Exercise instructions:
Below is a block of records; return all of them exactly, but without the images.

Information supplied:
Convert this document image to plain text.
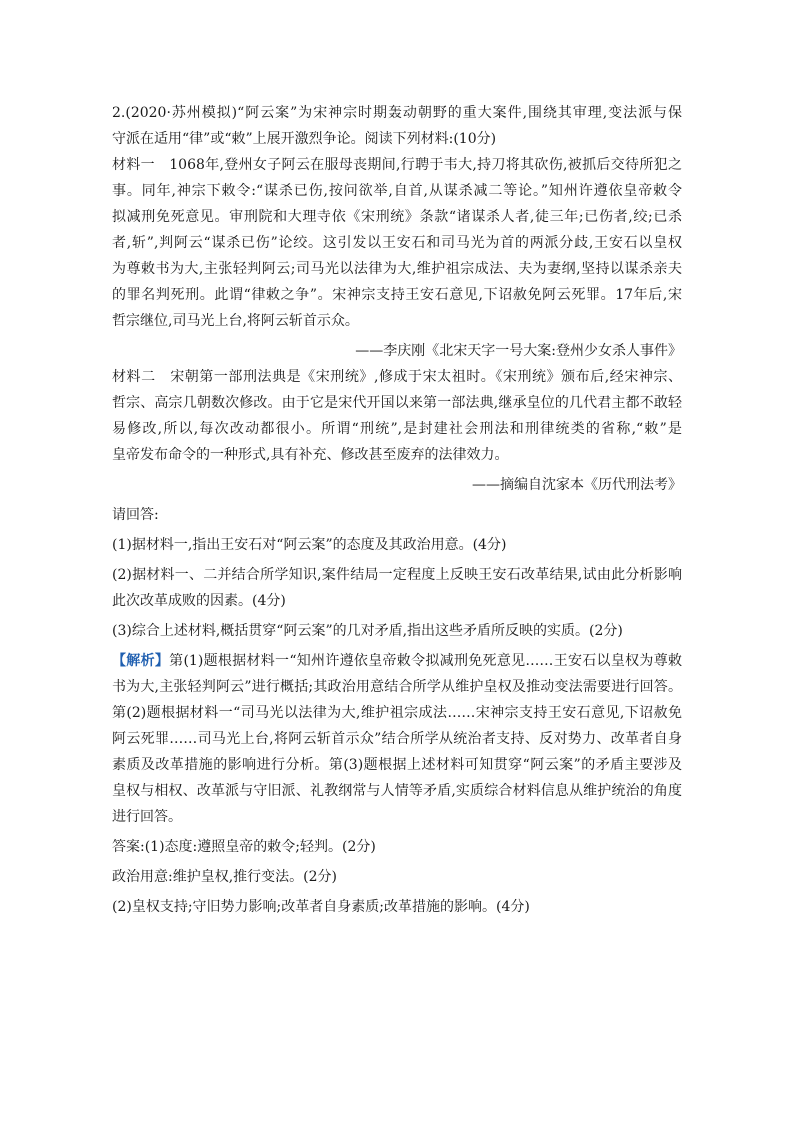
2.(2020·苏州模拟)“阿云案”为宋神宗时期轰动朝野的重大案件,围绕其审理,变法派与保
守派在适用“律”或“敕”上展开激烈争论。阅读下列材料:(10分)
材料一　1068年,登州女子阿云在服母丧期间,行聘于韦大,持刀将其砍伤,被抓后交待所犯之
事。同年,神宗下敕令:“谋杀已伤,按问欲举,自首,从谋杀减二等论。”知州许遵依皇帝敕令
拟减刑免死意见。审刑院和大理寺依《宋刑统》条款“诸谋杀人者,徒三年;已伤者,绞;已杀
者,斩”,判阿云“谋杀已伤”论绞。这引发以王安石和司马光为首的两派分歧,王安石以皇权
为尊敕书为大,主张轻判阿云;司马光以法律为大,维护祖宗成法、夫为妻纲,坚持以谋杀亲夫
的罪名判死刑。此谓“律敕之争”。宋神宗支持王安石意见,下诏赦免阿云死罪。17年后,宋
哲宗继位,司马光上台,将阿云斩首示众。
——李庆刚《北宋天字一号大案:登州少女杀人事件》
材料二　宋朝第一部刑法典是《宋刑统》,修成于宋太祖时。《宋刑统》颁布后,经宋神宗、
哲宗、高宗几朝数次修改。由于它是宋代开国以来第一部法典,继承皇位的几代君主都不敢轻
易修改,所以,每次改动都很小。所谓“刑统”,是封建社会刑法和刑律统类的省称,“敕”是
皇帝发布命令的一种形式,具有补充、修改甚至废弃的法律效力。
——摘编自沈家本《历代刑法考》
请回答:
(1)据材料一,指出王安石对“阿云案”的态度及其政治用意。(4分)
(2)据材料一、二并结合所学知识,案件结局一定程度上反映王安石改革结果,试由此分析影响
此次改革成败的因素。(4分)
(3)综合上述材料,概括贯穿“阿云案”的几对矛盾,指出这些矛盾所反映的实质。(2分)
【解析】第(1)题根据材料一“知州许遵依皇帝敕令拟减刑免死意见……王安石以皇权为尊敕
书为大,主张轻判阿云”进行概括;其政治用意结合所学从维护皇权及推动变法需要进行回答。
第(2)题根据材料一“司马光以法律为大,维护祖宗成法……宋神宗支持王安石意见,下诏赦免
阿云死罪……司马光上台,将阿云斩首示众”结合所学从统治者支持、反对势力、改革者自身
素质及改革措施的影响进行分析。第(3)题根据上述材料可知贯穿“阿云案”的矛盾主要涉及
皇权与相权、改革派与守旧派、礼教纲常与人情等矛盾,实质综合材料信息从维护统治的角度
进行回答。
答案:(1)态度:遵照皇帝的敕令;轻判。(2分)
政治用意:维护皇权,推行变法。(2分)
(2)皇权支持;守旧势力影响;改革者自身素质;改革措施的影响。(4分)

Full response:
Convert this document image to plain text.
2.(2020·苏州模拟)“阿云案”为宋神宗时期轰动朝野的重大案件,围绕其审理,变法派与保
守派在适用“律”或“敕”上展开激烈争论。阅读下列材料:(10分)
材料一　1068年,登州女子阿云在服母丧期间,行聘于韦大,持刀将其砍伤,被抓后交待所犯之
事。同年,神宗下敕令:“谋杀已伤,按问欲举,自首,从谋杀减二等论。”知州许遵依皇帝敕令
拟减刑免死意见。审刑院和大理寺依《宋刑统》条款“诸谋杀人者,徒三年;已伤者,绞;已杀
者,斩”,判阿云“谋杀已伤”论绞。这引发以王安石和司马光为首的两派分歧,王安石以皇权
为尊敕书为大,主张轻判阿云;司马光以法律为大,维护祖宗成法、夫为妻纲,坚持以谋杀亲夫
的罪名判死刑。此谓“律敕之争”。宋神宗支持王安石意见,下诏赦免阿云死罪。17年后,宋
哲宗继位,司马光上台,将阿云斩首示众。
——李庆刚《北宋天字一号大案:登州少女杀人事件》
材料二　宋朝第一部刑法典是《宋刑统》,修成于宋太祖时。《宋刑统》颁布后,经宋神宗、
哲宗、高宗几朝数次修改。由于它是宋代开国以来第一部法典,继承皇位的几代君主都不敢轻
易修改,所以,每次改动都很小。所谓“刑统”,是封建社会刑法和刑律统类的省称,“敕”是
皇帝发布命令的一种形式,具有补充、修改甚至废弃的法律效力。
——摘编自沈家本《历代刑法考》
请回答:
(1)据材料一,指出王安石对“阿云案”的态度及其政治用意。(4分)
(2)据材料一、二并结合所学知识,案件结局一定程度上反映王安石改革结果,试由此分析影响
此次改革成败的因素。(4分)
(3)综合上述材料,概括贯穿“阿云案”的几对矛盾,指出这些矛盾所反映的实质。(2分)
【解析】第(1)题根据材料一“知州许遵依皇帝敕令拟减刑免死意见……王安石以皇权为尊敕
书为大,主张轻判阿云”进行概括;其政治用意结合所学从维护皇权及推动变法需要进行回答。
第(2)题根据材料一“司马光以法律为大,维护祖宗成法……宋神宗支持王安石意见,下诏赦免
阿云死罪……司马光上台,将阿云斩首示众”结合所学从统治者支持、反对势力、改革者自身
素质及改革措施的影响进行分析。第(3)题根据上述材料可知贯穿“阿云案”的矛盾主要涉及
皇权与相权、改革派与守旧派、礼教纲常与人情等矛盾,实质综合材料信息从维护统治的角度
进行回答。
答案:(1)态度:遵照皇帝的敕令;轻判。(2分)
政治用意:维护皇权,推行变法。(2分)
(2)皇权支持;守旧势力影响;改革者自身素质;改革措施的影响。(4分)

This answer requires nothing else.